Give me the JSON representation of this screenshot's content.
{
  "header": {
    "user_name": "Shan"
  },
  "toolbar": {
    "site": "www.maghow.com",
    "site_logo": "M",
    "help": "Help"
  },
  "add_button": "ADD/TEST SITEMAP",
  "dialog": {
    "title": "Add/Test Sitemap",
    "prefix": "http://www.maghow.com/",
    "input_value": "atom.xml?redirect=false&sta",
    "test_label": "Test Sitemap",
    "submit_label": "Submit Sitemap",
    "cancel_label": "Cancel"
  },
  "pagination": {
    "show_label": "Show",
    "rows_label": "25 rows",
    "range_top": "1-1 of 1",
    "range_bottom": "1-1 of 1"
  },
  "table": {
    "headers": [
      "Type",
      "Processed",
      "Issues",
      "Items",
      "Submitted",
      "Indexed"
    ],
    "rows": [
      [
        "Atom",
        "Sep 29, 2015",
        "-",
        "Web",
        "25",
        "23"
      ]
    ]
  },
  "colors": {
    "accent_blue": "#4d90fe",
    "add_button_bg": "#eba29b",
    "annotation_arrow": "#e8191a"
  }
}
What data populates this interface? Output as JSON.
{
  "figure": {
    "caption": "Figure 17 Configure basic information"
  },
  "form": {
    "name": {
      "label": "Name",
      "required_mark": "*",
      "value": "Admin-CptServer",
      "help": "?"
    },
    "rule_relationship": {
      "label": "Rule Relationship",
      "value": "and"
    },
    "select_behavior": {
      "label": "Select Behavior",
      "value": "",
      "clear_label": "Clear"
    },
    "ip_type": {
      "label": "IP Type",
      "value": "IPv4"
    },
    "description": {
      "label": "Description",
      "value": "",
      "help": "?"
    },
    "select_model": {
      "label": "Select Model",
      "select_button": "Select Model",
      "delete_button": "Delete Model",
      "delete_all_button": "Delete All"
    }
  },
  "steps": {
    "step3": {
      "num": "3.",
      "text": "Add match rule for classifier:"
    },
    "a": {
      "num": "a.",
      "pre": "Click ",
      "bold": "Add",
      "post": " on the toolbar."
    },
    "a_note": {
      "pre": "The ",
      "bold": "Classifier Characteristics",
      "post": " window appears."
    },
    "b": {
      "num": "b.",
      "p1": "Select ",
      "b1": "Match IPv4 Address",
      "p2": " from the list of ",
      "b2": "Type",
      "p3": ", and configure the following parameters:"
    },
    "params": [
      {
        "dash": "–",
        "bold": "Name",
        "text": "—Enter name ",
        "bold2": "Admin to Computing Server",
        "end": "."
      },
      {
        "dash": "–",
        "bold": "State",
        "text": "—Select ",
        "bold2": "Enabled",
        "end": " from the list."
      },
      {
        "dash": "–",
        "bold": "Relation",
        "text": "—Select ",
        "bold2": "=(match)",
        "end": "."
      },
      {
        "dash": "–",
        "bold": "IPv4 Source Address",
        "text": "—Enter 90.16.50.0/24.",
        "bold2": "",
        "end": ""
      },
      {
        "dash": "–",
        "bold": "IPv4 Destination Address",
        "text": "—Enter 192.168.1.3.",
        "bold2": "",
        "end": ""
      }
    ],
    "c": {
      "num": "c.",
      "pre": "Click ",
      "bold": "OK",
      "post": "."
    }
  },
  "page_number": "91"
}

====

• _Directions for this task_: Repeat the material above in full, quoting it exactly.

• _Solution to this task_:
Give me the JSON representation of this screenshot's content.
{
  "header": {
    "user_name": "Shan"
  },
  "toolbar": {
    "site": "www.maghow.com",
    "site_logo": "M",
    "help": "Help"
  },
  "add_button": "ADD/TEST SITEMAP",
  "dialog": {
    "title": "Add/Test Sitemap",
    "prefix": "http://www.maghow.com/",
    "input_value": "atom.xml?redirect=false&sta",
    "test_label": "Test Sitemap",
    "submit_label": "Submit Sitemap",
    "cancel_label": "Cancel"
  },
  "pagination": {
    "show_label": "Show",
    "rows_label": "25 rows",
    "range_top": "1-1 of 1",
    "range_bottom": "1-1 of 1"
  },
  "table": {
    "headers": [
      "Type",
      "Processed",
      "Issues",
      "Items",
      "Submitted",
      "Indexed"
    ],
    "rows": [
      [
        "Atom",
        "Sep 29, 2015",
        "-",
        "Web",
        "25",
        "23"
      ]
    ]
  },
  "colors": {
    "accent_blue": "#4d90fe",
    "add_button_bg": "#eba29b",
    "annotation_arrow": "#e8191a"
  }
}
What data populates this interface? Output as JSON.
{
  "figure": {
    "caption": "Figure 17 Configure basic information"
  },
  "form": {
    "name": {
      "label": "Name",
      "required_mark": "*",
      "value": "Admin-CptServer",
      "help": "?"
    },
    "rule_relationship": {
      "label": "Rule Relationship",
      "value": "and"
    },
    "select_behavior": {
      "label": "Select Behavior",
      "value": "",
      "clear_label": "Clear"
    },
    "ip_type": {
      "label": "IP Type",
      "value": "IPv4"
    },
    "description": {
      "label": "Description",
      "value": "",
      "help": "?"
    },
    "select_model": {
      "label": "Select Model",
      "select_button": "Select Model",
      "delete_button": "Delete Model",
      "delete_all_button": "Delete All"
    }
  },
  "steps": {
    "step3": {
      "num": "3.",
      "text": "Add match rule for classifier:"
    },
    "a": {
      "num": "a.",
      "pre": "Click ",
      "bold": "Add",
      "post": " on the toolbar."
    },
    "a_note": {
      "pre": "The ",
      "bold": "Classifier Characteristics",
      "post": " window appears."
    },
    "b": {
      "num": "b.",
      "p1": "Select ",
      "b1": "Match IPv4 Address",
      "p2": " from the list of ",
      "b2": "Type",
      "p3": ", and configure the following parameters:"
    },
    "params": [
      {
        "dash": "–",
        "bold": "Name",
        "text": "—Enter name ",
        "bold2": "Admin to Computing Server",
        "end": "."
      },
      {
        "dash": "–",
        "bold": "State",
        "text": "—Select ",
        "bold2": "Enabled",
        "end": " from the list."
      },
      {
        "dash": "–",
        "bold": "Relation",
        "text": "—Select ",
        "bold2": "=(match)",
        "end": "."
      },
      {
        "dash": "–",
        "bold": "IPv4 Source Address",
        "text": "—Enter 90.16.50.0/24.",
        "bold2": "",
        "end": ""
      },
      {
        "dash": "–",
        "bold": "IPv4 Destination Address",
        "text": "—Enter 192.168.1.3.",
        "bold2": "",
        "end": ""
      }
    ],
    "c": {
      "num": "c.",
      "pre": "Click ",
      "bold": "OK",
      "post": "."
    }
  },
  "page_number": "91"
}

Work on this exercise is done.